Requirement: Copy each line that holds "channel".

━━━━━━━━━━

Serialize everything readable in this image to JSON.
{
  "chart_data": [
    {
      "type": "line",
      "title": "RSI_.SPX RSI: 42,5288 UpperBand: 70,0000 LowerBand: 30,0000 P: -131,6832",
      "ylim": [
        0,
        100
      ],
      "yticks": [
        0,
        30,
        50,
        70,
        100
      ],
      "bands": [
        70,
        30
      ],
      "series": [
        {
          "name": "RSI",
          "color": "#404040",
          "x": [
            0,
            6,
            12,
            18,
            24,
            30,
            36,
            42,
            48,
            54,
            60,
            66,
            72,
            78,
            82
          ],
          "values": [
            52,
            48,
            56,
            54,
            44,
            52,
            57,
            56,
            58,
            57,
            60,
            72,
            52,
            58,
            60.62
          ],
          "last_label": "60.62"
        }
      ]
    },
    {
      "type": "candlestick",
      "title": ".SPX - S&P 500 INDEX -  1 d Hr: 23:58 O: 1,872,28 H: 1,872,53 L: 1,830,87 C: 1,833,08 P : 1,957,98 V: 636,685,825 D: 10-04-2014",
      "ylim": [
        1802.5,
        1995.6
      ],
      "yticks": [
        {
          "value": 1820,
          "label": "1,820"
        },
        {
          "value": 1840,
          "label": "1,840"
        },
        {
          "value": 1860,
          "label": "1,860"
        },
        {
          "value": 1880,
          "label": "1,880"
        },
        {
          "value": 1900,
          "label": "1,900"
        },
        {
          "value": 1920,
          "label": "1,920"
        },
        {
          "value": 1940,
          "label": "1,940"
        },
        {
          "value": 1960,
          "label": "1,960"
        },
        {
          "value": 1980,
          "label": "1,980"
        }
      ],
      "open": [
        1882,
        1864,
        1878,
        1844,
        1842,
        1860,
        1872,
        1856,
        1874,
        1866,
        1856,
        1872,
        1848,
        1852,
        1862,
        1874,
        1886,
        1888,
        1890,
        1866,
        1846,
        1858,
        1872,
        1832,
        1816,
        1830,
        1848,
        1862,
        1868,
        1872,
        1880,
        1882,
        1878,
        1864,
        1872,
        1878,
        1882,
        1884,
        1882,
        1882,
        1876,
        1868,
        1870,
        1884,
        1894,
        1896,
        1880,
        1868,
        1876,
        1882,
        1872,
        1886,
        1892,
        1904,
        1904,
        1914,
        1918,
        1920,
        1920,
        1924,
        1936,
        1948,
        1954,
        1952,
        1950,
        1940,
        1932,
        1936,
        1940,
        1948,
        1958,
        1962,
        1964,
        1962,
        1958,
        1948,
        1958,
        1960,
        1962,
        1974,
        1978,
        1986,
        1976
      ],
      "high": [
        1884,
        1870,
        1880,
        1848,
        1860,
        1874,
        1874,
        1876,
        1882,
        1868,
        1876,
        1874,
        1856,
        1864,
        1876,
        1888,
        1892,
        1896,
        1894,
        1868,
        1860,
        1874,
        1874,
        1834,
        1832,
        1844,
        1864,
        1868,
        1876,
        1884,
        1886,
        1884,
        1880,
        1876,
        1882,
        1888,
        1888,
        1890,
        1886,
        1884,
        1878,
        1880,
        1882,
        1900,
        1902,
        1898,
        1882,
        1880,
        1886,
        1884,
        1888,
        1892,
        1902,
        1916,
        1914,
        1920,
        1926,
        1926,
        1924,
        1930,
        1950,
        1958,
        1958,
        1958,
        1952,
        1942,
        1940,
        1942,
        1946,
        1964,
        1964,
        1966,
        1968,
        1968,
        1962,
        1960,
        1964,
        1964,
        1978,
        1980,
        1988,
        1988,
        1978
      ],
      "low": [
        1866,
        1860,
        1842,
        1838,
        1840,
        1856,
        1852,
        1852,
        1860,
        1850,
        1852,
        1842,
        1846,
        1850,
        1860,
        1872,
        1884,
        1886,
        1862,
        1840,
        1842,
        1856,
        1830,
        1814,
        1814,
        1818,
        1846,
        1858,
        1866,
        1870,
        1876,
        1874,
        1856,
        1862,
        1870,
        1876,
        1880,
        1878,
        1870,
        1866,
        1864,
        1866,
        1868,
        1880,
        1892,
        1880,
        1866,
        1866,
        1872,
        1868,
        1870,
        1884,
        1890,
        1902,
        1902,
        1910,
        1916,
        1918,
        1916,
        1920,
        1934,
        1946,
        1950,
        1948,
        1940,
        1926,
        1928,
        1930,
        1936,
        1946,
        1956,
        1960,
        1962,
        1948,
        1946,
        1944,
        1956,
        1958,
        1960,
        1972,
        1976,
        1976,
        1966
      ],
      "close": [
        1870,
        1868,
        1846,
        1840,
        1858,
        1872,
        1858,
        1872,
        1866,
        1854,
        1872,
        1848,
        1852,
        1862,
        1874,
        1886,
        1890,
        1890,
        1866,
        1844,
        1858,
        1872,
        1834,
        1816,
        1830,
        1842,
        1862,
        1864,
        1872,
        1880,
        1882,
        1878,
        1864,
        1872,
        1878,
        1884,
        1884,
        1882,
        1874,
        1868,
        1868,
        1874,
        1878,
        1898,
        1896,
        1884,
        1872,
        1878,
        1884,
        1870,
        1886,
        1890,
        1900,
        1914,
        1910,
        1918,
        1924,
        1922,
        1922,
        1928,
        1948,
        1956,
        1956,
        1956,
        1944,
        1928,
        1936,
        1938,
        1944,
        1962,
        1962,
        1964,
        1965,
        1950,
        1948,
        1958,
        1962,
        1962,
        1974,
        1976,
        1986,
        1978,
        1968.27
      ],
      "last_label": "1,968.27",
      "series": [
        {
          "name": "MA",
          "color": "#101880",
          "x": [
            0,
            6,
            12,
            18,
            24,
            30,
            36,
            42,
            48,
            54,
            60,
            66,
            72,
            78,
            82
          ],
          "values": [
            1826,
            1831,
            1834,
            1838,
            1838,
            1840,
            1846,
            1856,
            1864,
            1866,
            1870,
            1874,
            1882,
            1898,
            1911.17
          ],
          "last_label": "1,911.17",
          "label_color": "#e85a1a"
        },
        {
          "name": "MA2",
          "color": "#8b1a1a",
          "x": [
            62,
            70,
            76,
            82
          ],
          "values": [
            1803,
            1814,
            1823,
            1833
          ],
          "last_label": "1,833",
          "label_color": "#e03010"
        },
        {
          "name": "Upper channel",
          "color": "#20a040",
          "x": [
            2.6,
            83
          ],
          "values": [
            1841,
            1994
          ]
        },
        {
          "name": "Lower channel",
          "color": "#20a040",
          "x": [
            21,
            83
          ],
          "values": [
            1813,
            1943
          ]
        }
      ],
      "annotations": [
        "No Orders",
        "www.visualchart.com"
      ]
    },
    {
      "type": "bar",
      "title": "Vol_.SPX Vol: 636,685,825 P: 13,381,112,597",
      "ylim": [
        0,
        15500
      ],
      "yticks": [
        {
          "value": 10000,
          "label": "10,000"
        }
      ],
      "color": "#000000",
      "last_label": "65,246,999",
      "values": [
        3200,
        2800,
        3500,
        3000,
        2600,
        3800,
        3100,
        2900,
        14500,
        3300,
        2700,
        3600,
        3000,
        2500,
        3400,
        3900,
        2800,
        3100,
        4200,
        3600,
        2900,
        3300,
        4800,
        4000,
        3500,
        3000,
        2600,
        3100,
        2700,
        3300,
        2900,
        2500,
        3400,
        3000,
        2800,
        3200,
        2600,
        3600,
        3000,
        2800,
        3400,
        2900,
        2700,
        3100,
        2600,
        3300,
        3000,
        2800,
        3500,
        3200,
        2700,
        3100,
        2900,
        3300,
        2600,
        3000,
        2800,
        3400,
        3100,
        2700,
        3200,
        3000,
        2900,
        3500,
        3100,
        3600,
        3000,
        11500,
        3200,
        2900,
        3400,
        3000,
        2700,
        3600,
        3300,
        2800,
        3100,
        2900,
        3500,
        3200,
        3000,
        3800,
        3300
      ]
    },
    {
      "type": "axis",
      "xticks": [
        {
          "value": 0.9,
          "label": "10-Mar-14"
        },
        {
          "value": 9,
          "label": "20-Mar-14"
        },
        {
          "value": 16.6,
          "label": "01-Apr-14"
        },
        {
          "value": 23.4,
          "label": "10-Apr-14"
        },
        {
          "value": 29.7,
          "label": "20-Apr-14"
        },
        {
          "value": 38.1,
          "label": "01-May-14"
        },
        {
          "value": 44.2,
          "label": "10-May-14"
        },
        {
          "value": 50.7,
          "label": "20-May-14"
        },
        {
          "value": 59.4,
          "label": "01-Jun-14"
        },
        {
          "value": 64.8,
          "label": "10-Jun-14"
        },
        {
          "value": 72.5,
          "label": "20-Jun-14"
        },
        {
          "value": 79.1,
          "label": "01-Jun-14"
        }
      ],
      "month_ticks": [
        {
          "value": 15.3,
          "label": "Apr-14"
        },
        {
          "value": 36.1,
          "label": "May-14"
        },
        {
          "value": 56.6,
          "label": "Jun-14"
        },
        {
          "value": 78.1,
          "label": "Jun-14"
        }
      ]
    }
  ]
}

━━━━━━━━━━

Solution to this task:
          "name": "Upper channel",
          "name": "Lower channel",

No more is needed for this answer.